I see here that p3p2_1, the interface on which the FIP packets are being trasmitted/received is 2 and not 1 as I had in my add-flow commands. I modified my previous add-flow commands with in_port and output as 2, but it didn't seem to work. No errors, but doesn't do anything.

# ovs-ofctl add-flow br0 "table=0, dl_type=0x8914, in_port=2, 
actions=output:LOCAL"
# ovs-ofctl add-flow br0 "table=0, dl_type=0x8914, in_port=LOCAL, 
actions=output:2"

# ovs-appctl ofproto/trace br0 dl_type=0x8914
Flow: metadata=0,in_port=ANY,vlan_tci=0x0000,dl_src=00:00:00:00:00:00,dl_dst=00:00:00:00:00:00,dl_type=0x8914
Rule: table=254 cookie=0 priority=0,reg0=0x1
OpenFlow actions=controller(reason=no_match)

No match, flow generates "packet in"s.

Final flow: unchanged
Relevant fields: skb_priority=0,in_port=ANY,dl_type=0x8914,nw_frag=no
Datapath actions: drop
This flow is handled by the userspace slow path because it:
        - Sends "packet-in" messages to the OpenFlow controller.

#### DATA TO EXAMINE:
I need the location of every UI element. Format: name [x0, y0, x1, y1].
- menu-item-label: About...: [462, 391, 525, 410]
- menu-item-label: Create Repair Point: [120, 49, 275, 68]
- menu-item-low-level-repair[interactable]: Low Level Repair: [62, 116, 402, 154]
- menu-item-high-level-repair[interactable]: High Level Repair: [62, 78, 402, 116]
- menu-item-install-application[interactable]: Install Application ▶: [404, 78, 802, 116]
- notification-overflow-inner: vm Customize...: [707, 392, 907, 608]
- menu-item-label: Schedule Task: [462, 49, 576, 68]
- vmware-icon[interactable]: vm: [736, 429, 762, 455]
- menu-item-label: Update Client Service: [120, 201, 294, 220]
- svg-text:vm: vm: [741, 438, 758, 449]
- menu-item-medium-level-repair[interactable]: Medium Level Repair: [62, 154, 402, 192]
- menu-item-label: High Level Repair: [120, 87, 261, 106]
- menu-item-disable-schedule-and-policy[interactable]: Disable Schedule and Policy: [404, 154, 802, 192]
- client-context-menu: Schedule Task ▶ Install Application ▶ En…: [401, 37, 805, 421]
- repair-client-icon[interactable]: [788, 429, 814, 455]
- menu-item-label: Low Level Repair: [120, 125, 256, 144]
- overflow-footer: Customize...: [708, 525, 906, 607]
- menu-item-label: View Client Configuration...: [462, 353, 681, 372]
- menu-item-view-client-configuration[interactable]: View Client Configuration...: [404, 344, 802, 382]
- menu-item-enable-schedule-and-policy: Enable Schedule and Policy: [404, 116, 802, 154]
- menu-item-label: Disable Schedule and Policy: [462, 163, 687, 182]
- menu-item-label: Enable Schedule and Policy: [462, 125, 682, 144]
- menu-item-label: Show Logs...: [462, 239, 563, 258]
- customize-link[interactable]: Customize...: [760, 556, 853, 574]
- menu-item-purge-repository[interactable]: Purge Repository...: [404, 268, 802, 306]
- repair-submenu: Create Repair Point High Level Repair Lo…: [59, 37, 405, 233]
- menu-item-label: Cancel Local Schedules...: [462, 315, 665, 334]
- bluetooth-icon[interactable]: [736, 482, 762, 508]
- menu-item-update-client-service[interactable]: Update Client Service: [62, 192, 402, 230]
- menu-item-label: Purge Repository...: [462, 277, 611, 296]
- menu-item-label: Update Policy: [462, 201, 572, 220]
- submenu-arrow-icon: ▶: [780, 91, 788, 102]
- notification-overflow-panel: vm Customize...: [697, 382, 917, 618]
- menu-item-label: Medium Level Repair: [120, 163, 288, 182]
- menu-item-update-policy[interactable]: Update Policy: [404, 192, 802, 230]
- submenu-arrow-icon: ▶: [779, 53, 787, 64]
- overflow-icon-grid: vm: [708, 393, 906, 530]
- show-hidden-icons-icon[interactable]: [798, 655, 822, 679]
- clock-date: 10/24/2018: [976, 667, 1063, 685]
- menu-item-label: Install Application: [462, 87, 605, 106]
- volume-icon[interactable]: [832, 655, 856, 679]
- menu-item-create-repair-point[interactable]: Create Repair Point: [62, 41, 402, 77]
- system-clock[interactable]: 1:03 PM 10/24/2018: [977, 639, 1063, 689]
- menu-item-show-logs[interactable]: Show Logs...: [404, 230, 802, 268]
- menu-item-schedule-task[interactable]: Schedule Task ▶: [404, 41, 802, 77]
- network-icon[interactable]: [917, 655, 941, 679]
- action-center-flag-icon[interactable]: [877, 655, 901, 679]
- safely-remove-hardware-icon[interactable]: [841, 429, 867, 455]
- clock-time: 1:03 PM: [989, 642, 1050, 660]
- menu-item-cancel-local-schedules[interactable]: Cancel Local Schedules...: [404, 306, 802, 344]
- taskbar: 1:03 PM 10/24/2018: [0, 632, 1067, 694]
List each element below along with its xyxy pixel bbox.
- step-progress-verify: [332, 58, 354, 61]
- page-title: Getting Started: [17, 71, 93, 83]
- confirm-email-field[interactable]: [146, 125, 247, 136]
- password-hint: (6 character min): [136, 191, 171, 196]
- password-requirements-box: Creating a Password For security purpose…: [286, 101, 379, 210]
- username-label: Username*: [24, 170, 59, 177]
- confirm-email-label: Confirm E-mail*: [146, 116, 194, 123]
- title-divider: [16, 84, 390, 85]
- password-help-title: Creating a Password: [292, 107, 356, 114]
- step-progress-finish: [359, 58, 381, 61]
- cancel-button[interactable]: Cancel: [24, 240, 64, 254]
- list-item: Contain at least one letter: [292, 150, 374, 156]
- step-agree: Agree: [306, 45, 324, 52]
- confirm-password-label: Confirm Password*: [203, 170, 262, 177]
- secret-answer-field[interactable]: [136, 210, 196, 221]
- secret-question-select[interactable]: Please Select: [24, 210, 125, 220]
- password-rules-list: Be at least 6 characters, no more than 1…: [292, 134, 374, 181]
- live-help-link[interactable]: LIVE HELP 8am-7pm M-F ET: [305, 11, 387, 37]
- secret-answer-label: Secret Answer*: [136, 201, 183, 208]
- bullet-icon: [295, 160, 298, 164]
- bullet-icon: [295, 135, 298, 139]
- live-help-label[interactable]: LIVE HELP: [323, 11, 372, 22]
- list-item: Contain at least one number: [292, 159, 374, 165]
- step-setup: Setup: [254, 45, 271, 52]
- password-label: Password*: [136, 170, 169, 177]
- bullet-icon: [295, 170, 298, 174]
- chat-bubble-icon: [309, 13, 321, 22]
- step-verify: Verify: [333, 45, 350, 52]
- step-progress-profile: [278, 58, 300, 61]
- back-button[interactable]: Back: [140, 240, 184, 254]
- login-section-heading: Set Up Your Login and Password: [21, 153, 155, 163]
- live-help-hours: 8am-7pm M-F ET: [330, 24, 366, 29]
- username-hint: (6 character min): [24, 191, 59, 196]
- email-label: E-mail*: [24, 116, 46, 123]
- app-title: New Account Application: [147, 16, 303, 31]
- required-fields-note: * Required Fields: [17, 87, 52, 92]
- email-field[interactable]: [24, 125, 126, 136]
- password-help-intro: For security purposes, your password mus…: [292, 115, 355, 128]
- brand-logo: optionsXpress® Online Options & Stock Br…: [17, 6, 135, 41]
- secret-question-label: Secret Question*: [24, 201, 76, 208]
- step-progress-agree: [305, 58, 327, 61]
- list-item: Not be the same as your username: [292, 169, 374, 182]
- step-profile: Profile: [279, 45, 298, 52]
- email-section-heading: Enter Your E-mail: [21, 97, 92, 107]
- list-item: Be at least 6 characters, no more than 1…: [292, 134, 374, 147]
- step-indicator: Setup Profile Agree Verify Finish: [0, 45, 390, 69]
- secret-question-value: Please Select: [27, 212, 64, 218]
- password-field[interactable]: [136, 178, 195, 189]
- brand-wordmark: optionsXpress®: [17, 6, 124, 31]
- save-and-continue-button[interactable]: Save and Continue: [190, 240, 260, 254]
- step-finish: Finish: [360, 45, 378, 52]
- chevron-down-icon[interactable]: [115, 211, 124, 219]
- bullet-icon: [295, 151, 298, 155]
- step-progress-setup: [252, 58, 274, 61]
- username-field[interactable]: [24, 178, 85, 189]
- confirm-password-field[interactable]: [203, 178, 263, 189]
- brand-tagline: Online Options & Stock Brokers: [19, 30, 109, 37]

#### EXERCISES TO COMPLETE:
**a)** Quote the Open vSwitch post word for word, starting with "# ovs-appctl ofproto/trace" and going on through "the OpenFlow controller.".
**b)** Decide whether each statement below agrees with the Open vSwitch post. For each, answer yes or no and quote the words of the post that decide it.
(i) The post gives the interface p3p2_1 as 2 rather than 1.
(ii) The modified add-flow commands produced errors.
(iii) The trace output lists the datapath actions as drop.

#### SOLUTION LIST:
**a)**
# ovs-appctl ofproto/trace br0 dl_type=0x8914
Flow: metadata=0,in_port=ANY,vlan_tci=0x0000,dl_src=00:00:00:00:00:00,dl_dst=00:00:00:00:00:00,dl_type=0x8914
Rule: table=254 cookie=0 priority=0,reg0=0x1
OpenFlow actions=controller(reason=no_match)

No match, flow generates "packet in"s.

Final flow: unchanged
Relevant fields: skb_priority=0,in_port=ANY,dl_type=0x8914,nw_frag=no
Datapath actions: drop
This flow is handled by the userspace slow path because it:
        - Sends "packet-in" messages to the OpenFlow controller.

**b)**
(i) Yes: "is 2 and not 1 as I had in my add-flow commands"
(ii) No: "No errors, but doesn't do anything."
(iii) Yes: "Datapath actions: drop"